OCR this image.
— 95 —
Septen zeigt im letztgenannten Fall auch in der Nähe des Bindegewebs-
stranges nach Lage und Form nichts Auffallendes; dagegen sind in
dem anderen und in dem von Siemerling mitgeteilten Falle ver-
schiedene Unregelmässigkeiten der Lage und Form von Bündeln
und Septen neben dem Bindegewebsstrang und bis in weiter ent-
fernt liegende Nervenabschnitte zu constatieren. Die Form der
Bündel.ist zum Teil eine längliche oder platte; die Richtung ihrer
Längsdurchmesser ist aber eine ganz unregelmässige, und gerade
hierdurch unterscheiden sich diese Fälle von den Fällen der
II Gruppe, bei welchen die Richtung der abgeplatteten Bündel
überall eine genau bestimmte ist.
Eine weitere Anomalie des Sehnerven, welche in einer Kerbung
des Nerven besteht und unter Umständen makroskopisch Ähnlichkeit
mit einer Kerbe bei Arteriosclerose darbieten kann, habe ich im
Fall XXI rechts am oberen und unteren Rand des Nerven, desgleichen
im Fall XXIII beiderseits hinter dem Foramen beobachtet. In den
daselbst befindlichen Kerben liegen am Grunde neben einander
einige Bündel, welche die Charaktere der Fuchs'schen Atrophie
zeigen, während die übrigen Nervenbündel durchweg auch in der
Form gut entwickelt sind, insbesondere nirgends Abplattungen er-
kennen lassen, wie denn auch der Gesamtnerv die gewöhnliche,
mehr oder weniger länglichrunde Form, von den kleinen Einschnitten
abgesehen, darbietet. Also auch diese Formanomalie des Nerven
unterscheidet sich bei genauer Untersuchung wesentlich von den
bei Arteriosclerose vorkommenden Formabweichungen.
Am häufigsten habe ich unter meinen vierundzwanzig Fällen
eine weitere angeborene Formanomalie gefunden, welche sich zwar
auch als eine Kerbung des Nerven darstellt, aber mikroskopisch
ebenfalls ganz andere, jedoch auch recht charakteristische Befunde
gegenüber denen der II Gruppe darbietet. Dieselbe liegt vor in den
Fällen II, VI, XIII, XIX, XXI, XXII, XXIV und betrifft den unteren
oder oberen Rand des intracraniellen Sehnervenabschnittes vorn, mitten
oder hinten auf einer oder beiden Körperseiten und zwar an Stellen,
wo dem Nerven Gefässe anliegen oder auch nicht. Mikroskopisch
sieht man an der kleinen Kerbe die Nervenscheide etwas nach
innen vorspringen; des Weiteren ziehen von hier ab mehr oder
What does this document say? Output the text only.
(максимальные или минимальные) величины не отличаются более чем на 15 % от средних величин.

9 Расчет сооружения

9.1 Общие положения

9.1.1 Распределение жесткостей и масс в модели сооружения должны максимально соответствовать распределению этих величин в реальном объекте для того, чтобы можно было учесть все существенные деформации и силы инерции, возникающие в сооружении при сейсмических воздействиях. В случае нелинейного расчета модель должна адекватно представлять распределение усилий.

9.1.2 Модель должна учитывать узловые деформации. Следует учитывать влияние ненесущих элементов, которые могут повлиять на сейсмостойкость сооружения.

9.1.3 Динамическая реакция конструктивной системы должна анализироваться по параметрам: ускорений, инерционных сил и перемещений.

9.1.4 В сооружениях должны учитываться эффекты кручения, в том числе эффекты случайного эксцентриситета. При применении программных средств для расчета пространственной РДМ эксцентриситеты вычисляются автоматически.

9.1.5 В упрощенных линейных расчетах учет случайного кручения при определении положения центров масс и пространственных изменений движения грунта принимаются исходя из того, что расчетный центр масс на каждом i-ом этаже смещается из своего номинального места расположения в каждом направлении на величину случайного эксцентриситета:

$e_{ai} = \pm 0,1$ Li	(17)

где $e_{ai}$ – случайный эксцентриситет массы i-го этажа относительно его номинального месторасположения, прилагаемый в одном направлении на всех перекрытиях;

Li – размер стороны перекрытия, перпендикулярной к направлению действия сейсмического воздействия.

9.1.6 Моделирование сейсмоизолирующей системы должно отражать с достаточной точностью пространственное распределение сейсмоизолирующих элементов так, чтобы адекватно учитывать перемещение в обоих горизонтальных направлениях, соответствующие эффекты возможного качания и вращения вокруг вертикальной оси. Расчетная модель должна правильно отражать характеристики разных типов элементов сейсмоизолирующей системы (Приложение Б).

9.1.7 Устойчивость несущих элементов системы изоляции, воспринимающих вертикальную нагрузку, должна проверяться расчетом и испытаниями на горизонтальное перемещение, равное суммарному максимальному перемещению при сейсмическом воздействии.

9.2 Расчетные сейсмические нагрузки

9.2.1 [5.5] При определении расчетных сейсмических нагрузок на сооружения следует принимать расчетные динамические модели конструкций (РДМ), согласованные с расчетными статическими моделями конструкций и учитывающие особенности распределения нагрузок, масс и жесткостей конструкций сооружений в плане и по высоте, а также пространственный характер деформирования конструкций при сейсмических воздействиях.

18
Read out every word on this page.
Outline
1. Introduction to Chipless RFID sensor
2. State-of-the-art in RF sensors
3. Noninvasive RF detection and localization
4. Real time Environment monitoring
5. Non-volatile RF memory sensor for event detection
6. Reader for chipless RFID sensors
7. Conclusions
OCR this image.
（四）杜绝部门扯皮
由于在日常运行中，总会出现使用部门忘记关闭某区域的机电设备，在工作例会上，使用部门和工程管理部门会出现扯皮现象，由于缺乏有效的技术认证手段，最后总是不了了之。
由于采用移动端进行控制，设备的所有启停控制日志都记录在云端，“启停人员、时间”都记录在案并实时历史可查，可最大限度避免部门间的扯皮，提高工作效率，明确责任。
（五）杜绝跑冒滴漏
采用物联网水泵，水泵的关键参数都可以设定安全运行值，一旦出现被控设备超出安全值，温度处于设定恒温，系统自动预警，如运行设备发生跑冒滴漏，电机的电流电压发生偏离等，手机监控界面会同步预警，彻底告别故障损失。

§ WHAT THE TASK REQUIRES:
Look through the listing above. Pick out each line with "darbietet" and copy it.

§ SOLUTION:
abgesehen, darbietet. Also auch diese Formanomalie des Nerven
gegenüber denen der II Gruppe darbietet. Dieselbe liegt vor in den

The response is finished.